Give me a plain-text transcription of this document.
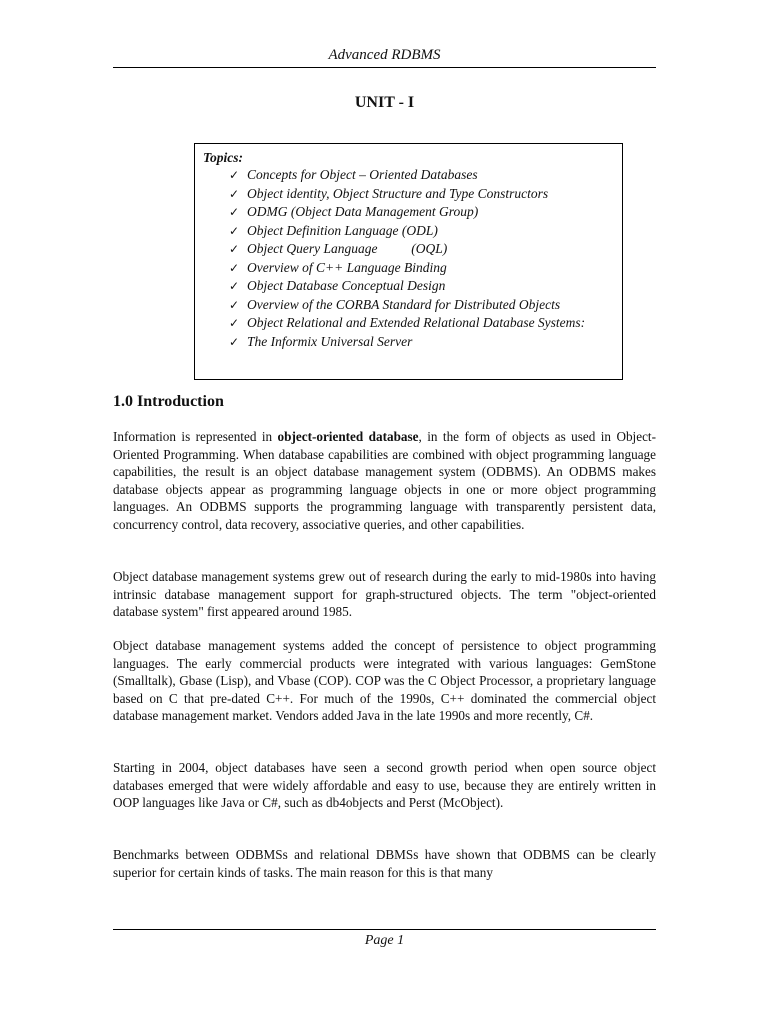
Advanced RDBMS
UNIT - I
Topics:
✓ Concepts for Object – Oriented Databases
✓ Object identity, Object Structure and Type Constructors
✓ ODMG (Object Data Management Group)
✓ Object Definition Language (ODL)
✓ Object Query Language          (OQL)
✓ Overview of C++ Language Binding
✓ Object Database Conceptual Design
✓ Overview of the CORBA Standard for Distributed Objects
✓ Object Relational and Extended Relational Database Systems:
✓ The Informix Universal Server
1.0 Introduction

Information is represented in object-oriented database, in the form of objects as used in Object-Oriented Programming. When database capabilities are combined with object programming language capabilities, the result is an object database management system (ODBMS). An ODBMS makes database objects appear as programming language objects in one or more object programming languages. An ODBMS supports the programming language with transparently persistent data, concurrency control, data recovery, associative queries, and other capabilities.

Object database management systems grew out of research during the early to mid-1980s into having intrinsic database management support for graph-structured objects. The term "object-oriented database system" first appeared around 1985.

Object database management systems added the concept of persistence to object programming languages. The early commercial products were integrated with various languages: GemStone (Smalltalk), Gbase (Lisp), and Vbase (COP). COP was the C Object Processor, a proprietary language based on C that pre-dated C++. For much of the 1990s, C++ dominated the commercial object database management market. Vendors added Java in the late 1990s and more recently, C#.

Starting in 2004, object databases have seen a second growth period when open source object databases emerged that were widely affordable and easy to use, because they are entirely written in OOP languages like Java or C#, such as db4objects and Perst (McObject).

Benchmarks between ODBMSs and relational DBMSs have shown that ODBMS can be clearly superior for certain kinds of tasks. The main reason for this is that many

Page 1
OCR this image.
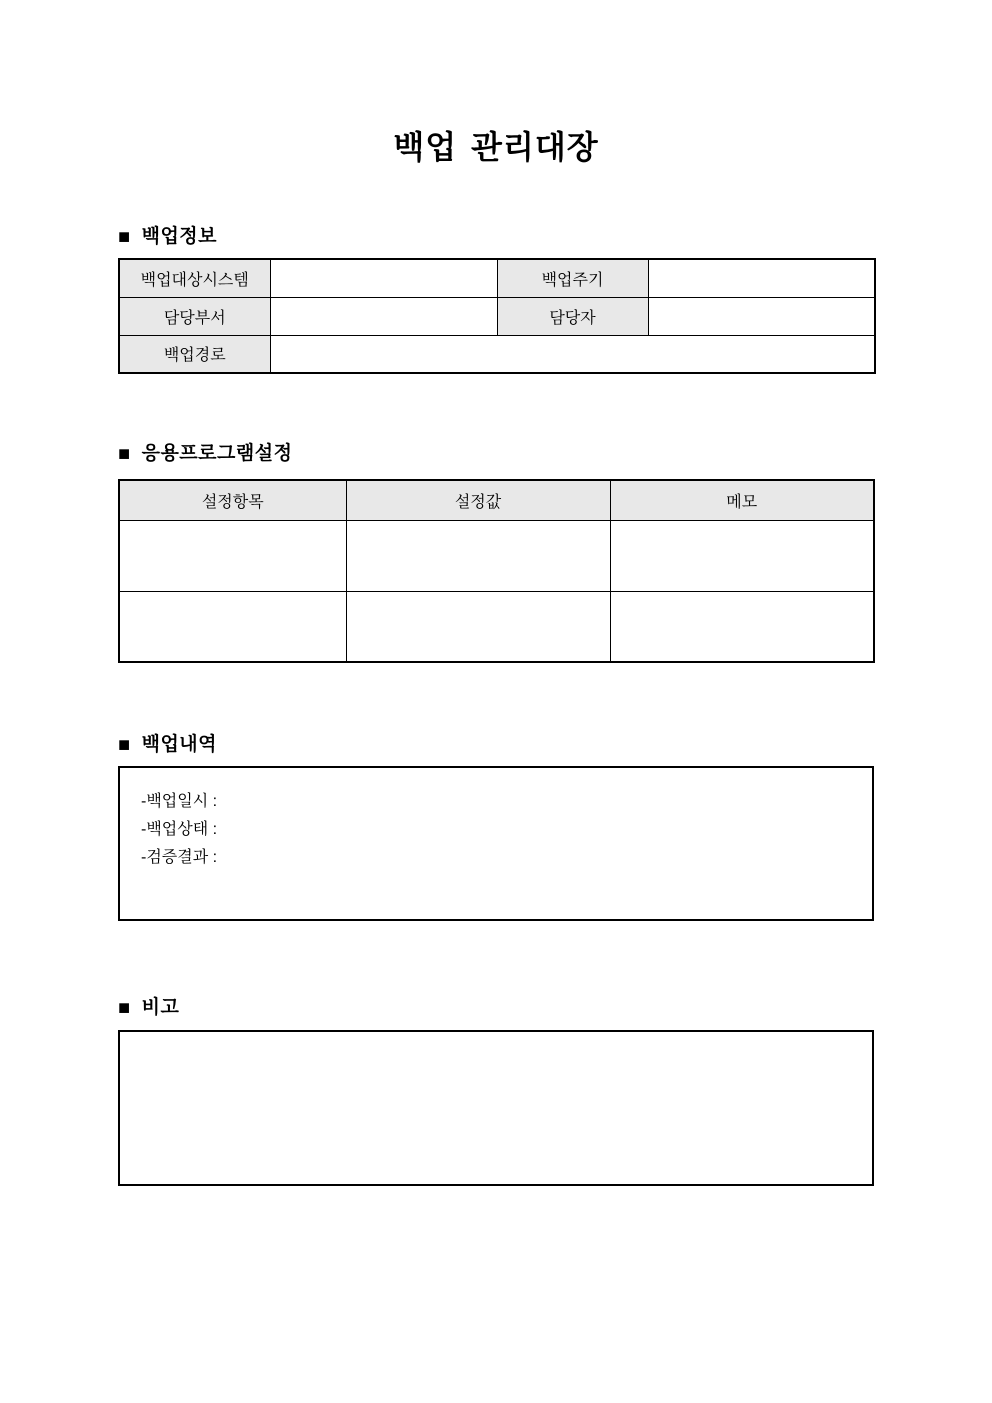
백업 관리대장
■ 백업정보
백업대상시스템		백업주기	
담당부서		담당자	
백업경로			
■ 응용프로그램설정
설정항목	설정값	메모

■ 백업내역
-백업일시 :
-백업상태 :
-검증결과 :
■ 비고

Problem
Look through the material and copy each line that has "Overview".

Result of the exercise
✓ Overview of C++ Language Binding
✓ Overview of the CORBA Standard for Distributed Objects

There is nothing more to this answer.